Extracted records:

######

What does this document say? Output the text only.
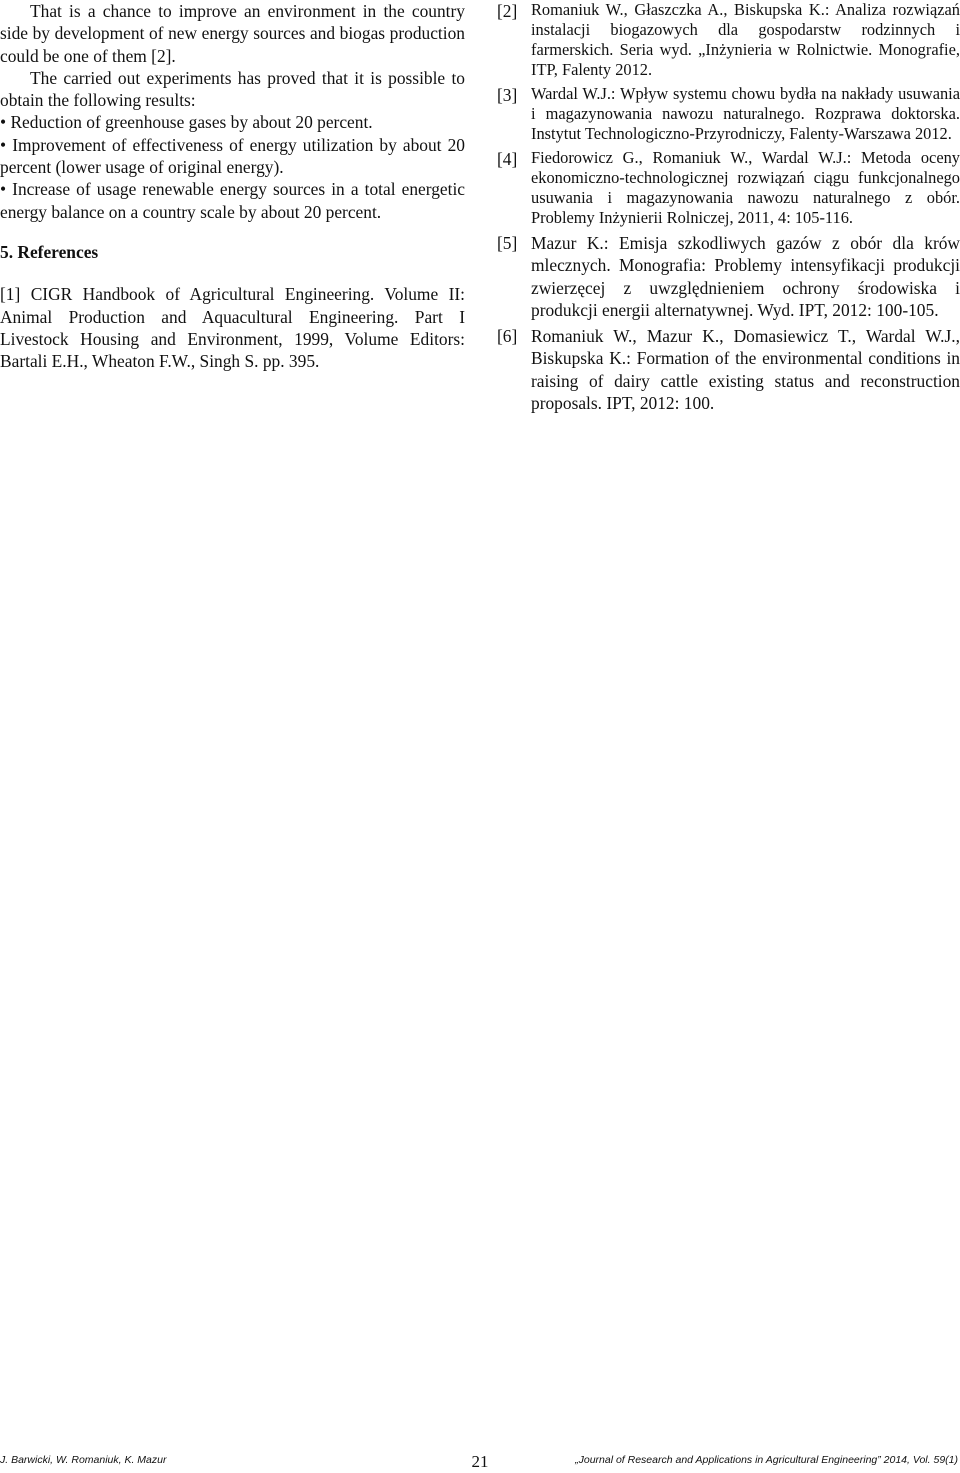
That is a chance to improve an environment in the country side by development of new energy sources and biogas production could be one of them [2].

The carried out experiments has proved that it is possible to obtain the following results:

• Reduction of greenhouse gases by about 20 percent.

• Improvement of effectiveness of energy utilization by about 20 percent (lower usage of original energy).

• Increase of usage renewable energy sources in a total energetic energy balance on a country scale by about 20 percent.

5. References

[1] CIGR Handbook of Agricultural Engineering. Volume II: Animal Production and Aquacultural Engineering. Part I Livestock Housing and Environment, 1999, Volume Editors: Bartali E.H., Wheaton F.W., Singh S. pp. 395.

[2] Romaniuk W., Głaszczka A., Biskupska K.: Analiza rozwiązań instalacji biogazowych dla gospodarstw rodzinnych i farmerskich. Seria wyd. „Inżynieria w Rolnictwie. Monografie, ITP, Falenty 2012.
[3] Wardal W.J.: Wpływ systemu chowu bydła na nakłady usuwania i magazynowania nawozu naturalnego. Rozprawa doktorska. Instytut Technologiczno-Przyrodniczy, Falenty-Warszawa 2012.
[4] Fiedorowicz G., Romaniuk W., Wardal W.J.: Metoda oceny ekonomiczno-technologicznej rozwiązań ciągu funkcjonalnego usuwania i magazynowania nawozu naturalnego z obór. Problemy Inżynierii Rolniczej, 2011, 4: 105-116.
[5] Mazur K.: Emisja szkodliwych gazów z obór dla krów mlecznych. Monografia: Problemy intensyfikacji produkcji zwierzęcej z uwzględnieniem ochrony środowiska i produkcji energii alternatywnej. Wyd. IPT, 2012: 100-105.
[6] Romaniuk W., Mazur K., Domasiewicz T., Wardal W.J., Biskupska K.: Formation of the environmental conditions in raising of dairy cattle existing status and reconstruction proposals. IPT, 2012: 100.
J. Barwicki, W. Romaniuk, K. Mazur	21	„Journal of Research and Applications in Agricultural Engineering” 2014, Vol. 59(1)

######

● EXERCISE REQUIREMENTS
Tally how many lines in the material above hold the word "country". Write only that number.

● EXERCISE OUTPUT
2